Exercise details: Report back each line of the records that contains the string "devices".

Chart and figure data:
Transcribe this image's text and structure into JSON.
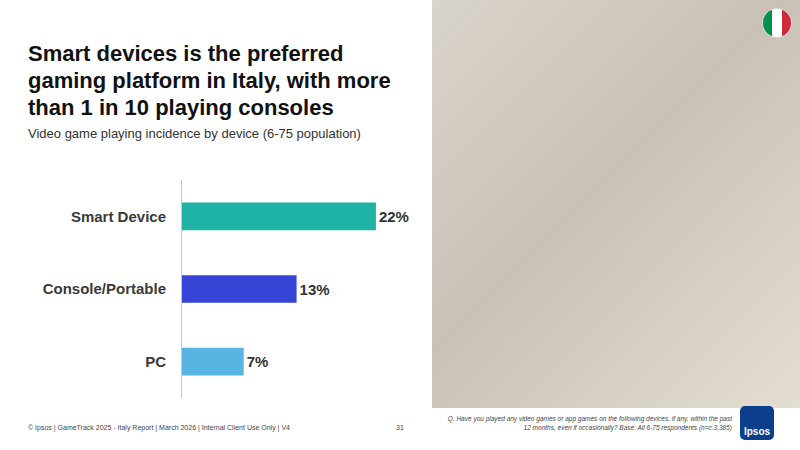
{
  "chart_data": {
    "type": "bar",
    "title": "Smart devices is the preferred gaming platform in Italy, with more than 1 in 10 playing consoles",
    "subtitle": "Video game playing incidence by device  (6-75 population)",
    "orientation": "horizontal",
    "categories": [
      "Smart Device",
      "Console/Portable",
      "PC"
    ],
    "values": [
      22,
      13,
      7
    ],
    "value_labels": [
      "22%",
      "13%",
      "7%"
    ],
    "colors": [
      "#1fb3a6",
      "#3445d6",
      "#58b4e2"
    ],
    "xlim": [
      0,
      27
    ],
    "data_labels": true,
    "tick_labels": "y",
    "grid": false
  },
  "footer": {
    "copyright": "© Ipsos | GameTrack 2025 - Italy Report | March 2026 | Internal Client Use Only | V4",
    "page": "31",
    "note": "Q. Have you played any video games or app games on the following devices, if any, within the past 12 months, even if occasionally? Base: All 6-75 respondents (n=c.3,385)"
  },
  "logo": "Ipsos"
}
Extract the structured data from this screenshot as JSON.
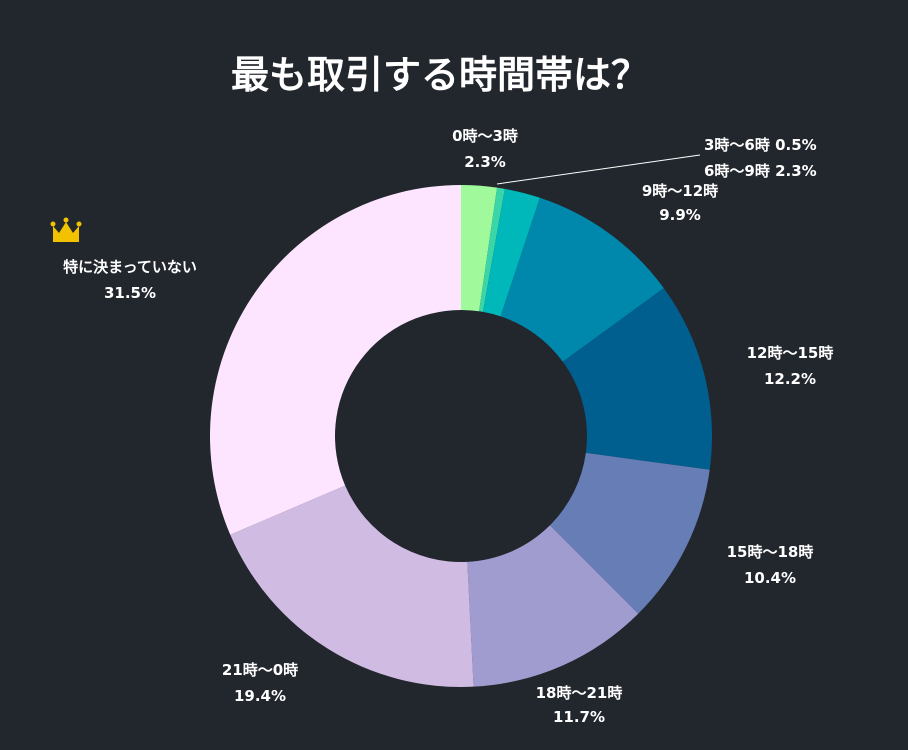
{
  "chart_data": {
    "type": "pie",
    "variant": "donut",
    "title": "最も取引する時間帯は？",
    "categories": [
      "0時〜3時",
      "3時〜6時",
      "6時〜9時",
      "9時〜12時",
      "12時〜15時",
      "15時〜18時",
      "18時〜21時",
      "21時〜0時",
      "特に決まっていない"
    ],
    "values": [
      2.3,
      0.5,
      2.3,
      9.9,
      12.2,
      10.4,
      11.7,
      19.4,
      31.5
    ],
    "value_labels": [
      "2.3%",
      "0.5%",
      "2.3%",
      "9.9%",
      "12.2%",
      "10.4%",
      "11.7%",
      "19.4%",
      "31.5%"
    ],
    "colors": [
      "#a0f99a",
      "#3ad6a8",
      "#00b7b9",
      "#0088ac",
      "#005f8e",
      "#667eb5",
      "#a09ccf",
      "#d0bbe3",
      "#fee5ff"
    ],
    "highlight_icon": "crown-icon",
    "highlight_category": "特に決まっていない",
    "highlight_color": "#f2c200"
  },
  "background_color": "#22262d"
}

Finished exercise:
    "title": "Smart devices is the preferred gaming platform in Italy, with more than 1 in 10 playing consoles",
    "note": "Q. Have you played any video games or app games on the following devices, if any, within the past 12 months, even if occasionally? Base: All 6-75 respondents (n=c.3,385)"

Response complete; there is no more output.